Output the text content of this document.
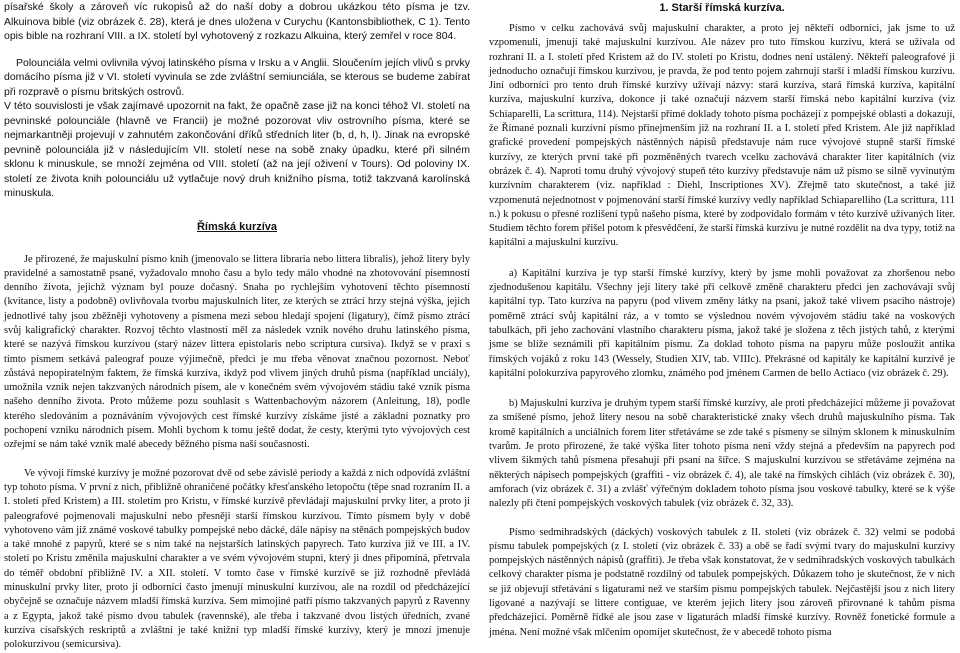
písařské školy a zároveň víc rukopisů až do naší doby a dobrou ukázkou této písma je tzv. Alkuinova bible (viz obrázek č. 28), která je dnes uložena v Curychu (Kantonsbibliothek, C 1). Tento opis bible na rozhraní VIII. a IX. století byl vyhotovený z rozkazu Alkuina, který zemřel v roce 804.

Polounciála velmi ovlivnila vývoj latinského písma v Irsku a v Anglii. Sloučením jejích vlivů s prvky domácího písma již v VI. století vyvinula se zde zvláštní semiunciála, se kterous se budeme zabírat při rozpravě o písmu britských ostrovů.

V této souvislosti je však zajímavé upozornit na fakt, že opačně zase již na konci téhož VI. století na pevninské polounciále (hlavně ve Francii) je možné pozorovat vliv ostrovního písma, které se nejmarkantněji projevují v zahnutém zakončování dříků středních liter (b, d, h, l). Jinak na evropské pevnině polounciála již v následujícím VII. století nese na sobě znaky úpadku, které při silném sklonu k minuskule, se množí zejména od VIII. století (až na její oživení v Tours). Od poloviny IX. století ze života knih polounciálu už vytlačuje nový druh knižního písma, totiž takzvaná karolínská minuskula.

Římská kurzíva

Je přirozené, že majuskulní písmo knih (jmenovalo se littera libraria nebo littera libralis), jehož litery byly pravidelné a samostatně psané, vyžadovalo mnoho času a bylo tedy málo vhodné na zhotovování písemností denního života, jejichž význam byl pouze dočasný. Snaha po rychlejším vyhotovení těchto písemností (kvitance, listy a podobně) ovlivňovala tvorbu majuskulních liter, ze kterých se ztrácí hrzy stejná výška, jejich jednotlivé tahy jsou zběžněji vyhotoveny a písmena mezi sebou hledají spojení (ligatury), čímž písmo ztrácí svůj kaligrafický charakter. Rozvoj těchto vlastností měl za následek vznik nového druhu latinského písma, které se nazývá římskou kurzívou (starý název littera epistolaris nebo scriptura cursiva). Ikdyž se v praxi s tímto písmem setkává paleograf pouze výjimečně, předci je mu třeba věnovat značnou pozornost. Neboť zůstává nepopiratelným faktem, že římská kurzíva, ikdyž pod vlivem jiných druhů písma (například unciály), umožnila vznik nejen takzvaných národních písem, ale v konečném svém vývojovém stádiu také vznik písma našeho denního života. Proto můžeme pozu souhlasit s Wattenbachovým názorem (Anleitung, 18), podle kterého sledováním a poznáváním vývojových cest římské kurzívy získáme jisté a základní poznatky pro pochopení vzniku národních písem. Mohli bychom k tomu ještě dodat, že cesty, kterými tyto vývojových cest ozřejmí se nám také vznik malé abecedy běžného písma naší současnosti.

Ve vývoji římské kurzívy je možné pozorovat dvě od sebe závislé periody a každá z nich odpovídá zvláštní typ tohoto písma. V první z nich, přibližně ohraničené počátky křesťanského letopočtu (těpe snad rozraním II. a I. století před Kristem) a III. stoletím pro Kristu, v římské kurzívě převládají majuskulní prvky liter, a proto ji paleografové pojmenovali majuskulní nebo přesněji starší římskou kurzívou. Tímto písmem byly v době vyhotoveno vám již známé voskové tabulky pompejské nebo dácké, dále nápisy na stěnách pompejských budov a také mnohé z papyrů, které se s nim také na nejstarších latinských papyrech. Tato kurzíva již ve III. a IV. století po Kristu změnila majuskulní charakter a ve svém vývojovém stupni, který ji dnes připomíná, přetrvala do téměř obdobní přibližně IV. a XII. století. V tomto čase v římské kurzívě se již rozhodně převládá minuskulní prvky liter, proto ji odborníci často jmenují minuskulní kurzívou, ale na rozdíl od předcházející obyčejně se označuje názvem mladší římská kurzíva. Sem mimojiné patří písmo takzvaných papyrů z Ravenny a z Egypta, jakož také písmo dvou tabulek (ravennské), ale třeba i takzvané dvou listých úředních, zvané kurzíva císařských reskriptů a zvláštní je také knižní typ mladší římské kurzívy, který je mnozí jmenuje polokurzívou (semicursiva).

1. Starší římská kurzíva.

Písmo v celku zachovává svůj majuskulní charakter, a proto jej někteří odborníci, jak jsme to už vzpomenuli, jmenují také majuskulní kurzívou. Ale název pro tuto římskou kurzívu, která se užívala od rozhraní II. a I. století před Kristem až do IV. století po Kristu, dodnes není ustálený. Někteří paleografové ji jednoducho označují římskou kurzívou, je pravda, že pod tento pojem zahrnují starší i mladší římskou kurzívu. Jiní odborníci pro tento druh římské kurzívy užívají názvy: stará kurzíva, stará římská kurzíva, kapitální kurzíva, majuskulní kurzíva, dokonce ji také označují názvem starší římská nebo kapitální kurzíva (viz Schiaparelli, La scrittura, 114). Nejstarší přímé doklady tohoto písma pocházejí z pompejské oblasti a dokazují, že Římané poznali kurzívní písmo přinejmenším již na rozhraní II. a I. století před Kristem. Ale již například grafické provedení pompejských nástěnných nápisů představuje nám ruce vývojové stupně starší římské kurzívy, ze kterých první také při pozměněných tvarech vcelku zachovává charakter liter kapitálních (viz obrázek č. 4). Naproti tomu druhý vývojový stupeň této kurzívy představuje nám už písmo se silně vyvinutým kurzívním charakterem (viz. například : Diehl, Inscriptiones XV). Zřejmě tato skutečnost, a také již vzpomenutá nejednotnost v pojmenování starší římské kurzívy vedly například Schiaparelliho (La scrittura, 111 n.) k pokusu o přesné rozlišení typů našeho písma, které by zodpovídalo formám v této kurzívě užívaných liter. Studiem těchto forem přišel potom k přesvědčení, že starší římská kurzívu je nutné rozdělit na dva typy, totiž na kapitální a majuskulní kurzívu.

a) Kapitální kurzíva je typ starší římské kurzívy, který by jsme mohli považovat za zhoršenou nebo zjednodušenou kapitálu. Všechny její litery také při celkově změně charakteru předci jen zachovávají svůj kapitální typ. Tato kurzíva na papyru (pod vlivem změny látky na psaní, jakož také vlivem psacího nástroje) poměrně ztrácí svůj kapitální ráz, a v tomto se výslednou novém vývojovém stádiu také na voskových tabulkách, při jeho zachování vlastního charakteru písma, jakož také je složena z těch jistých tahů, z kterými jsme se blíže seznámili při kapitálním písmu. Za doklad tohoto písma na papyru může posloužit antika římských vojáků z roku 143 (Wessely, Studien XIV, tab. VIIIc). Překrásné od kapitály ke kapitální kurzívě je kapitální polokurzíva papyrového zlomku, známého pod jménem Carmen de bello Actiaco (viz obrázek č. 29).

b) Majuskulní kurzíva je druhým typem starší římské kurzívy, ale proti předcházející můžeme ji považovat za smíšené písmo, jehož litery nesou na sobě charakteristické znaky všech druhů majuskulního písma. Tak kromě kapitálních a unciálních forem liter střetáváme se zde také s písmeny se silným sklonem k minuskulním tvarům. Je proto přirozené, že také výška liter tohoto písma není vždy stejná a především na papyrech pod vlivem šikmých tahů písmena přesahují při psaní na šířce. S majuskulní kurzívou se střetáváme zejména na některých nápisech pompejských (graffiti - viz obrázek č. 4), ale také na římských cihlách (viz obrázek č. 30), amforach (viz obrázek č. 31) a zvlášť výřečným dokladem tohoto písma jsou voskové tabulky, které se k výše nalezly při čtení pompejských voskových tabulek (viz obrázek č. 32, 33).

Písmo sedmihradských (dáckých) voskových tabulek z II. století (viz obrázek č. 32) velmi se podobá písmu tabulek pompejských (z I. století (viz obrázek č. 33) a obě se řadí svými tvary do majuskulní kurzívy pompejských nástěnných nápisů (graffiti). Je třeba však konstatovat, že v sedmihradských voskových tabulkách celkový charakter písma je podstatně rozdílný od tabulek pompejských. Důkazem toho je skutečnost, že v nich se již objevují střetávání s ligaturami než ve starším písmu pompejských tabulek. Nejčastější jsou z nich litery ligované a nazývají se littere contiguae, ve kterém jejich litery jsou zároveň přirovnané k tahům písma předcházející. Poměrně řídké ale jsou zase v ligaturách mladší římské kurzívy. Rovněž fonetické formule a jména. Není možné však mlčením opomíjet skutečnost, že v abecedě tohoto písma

▶ _WRITTEN INSTRUCTION_
Look through the records above and report how many lines hold the word "tabulkách", giving only the number.

▶ _RIGHT ANSWER_
2